§ What this task involves
Scan the data. Collect each line that contains the word "办公室能够让我们大家知道第三世多杰羌佛打过电话给这位上师吗".

Extracted records
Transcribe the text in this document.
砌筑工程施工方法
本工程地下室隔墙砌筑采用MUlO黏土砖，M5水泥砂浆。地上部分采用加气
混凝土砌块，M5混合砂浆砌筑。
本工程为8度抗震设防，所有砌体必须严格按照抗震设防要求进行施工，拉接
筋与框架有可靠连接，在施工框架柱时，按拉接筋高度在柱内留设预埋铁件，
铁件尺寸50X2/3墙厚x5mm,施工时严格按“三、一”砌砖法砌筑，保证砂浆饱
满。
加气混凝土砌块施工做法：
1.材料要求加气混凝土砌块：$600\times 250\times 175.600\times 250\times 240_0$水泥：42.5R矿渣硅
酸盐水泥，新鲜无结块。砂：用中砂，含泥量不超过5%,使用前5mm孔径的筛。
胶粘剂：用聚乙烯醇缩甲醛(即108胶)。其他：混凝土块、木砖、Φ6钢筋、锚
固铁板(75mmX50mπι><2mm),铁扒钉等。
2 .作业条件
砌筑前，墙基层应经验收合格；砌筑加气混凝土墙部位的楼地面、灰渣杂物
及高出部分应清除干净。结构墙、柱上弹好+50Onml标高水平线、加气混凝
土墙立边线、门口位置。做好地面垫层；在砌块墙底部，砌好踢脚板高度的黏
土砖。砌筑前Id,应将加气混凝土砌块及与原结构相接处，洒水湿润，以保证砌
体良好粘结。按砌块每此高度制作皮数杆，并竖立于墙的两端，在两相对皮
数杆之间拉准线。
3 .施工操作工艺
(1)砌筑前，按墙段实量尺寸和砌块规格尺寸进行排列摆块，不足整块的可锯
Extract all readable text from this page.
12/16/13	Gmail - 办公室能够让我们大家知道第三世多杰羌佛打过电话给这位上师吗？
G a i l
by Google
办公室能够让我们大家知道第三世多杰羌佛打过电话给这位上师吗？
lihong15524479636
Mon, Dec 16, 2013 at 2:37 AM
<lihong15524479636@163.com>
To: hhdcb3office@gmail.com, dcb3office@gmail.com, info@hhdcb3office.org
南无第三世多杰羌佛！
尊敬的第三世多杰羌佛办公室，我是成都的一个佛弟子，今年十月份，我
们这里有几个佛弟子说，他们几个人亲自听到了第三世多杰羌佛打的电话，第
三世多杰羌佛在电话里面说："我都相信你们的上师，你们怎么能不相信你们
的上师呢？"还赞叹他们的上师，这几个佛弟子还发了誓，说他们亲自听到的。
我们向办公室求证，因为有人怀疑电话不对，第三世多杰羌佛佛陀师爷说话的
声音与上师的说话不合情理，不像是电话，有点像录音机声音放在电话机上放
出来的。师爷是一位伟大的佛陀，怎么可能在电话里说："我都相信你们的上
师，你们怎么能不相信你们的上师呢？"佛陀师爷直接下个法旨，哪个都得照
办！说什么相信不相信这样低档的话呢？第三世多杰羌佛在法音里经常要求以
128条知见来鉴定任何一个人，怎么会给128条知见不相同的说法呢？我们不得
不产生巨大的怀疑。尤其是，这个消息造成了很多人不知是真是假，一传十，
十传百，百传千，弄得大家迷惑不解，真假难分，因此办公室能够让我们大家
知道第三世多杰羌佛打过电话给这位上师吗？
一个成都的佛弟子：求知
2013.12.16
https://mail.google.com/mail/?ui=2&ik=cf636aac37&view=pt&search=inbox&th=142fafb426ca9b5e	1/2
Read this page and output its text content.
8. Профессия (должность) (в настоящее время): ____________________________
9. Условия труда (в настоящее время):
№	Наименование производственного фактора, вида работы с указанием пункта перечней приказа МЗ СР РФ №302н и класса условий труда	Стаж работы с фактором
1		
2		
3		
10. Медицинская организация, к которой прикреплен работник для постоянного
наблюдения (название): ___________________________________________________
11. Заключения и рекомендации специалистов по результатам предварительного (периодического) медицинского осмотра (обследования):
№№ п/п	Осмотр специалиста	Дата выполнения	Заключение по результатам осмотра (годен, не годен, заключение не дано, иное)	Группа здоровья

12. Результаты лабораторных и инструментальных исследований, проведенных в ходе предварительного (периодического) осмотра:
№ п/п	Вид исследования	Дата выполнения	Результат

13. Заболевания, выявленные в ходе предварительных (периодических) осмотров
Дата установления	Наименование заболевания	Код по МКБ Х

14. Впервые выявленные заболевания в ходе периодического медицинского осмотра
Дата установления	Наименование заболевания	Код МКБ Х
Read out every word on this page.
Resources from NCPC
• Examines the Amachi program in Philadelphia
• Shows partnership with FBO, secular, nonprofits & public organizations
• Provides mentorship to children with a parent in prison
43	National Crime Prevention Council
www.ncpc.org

§ Final answer
12/16/13	Gmail - 办公室能够让我们大家知道第三世多杰羌佛打过电话给这位上师吗？
办公室能够让我们大家知道第三世多杰羌佛打过电话给这位上师吗？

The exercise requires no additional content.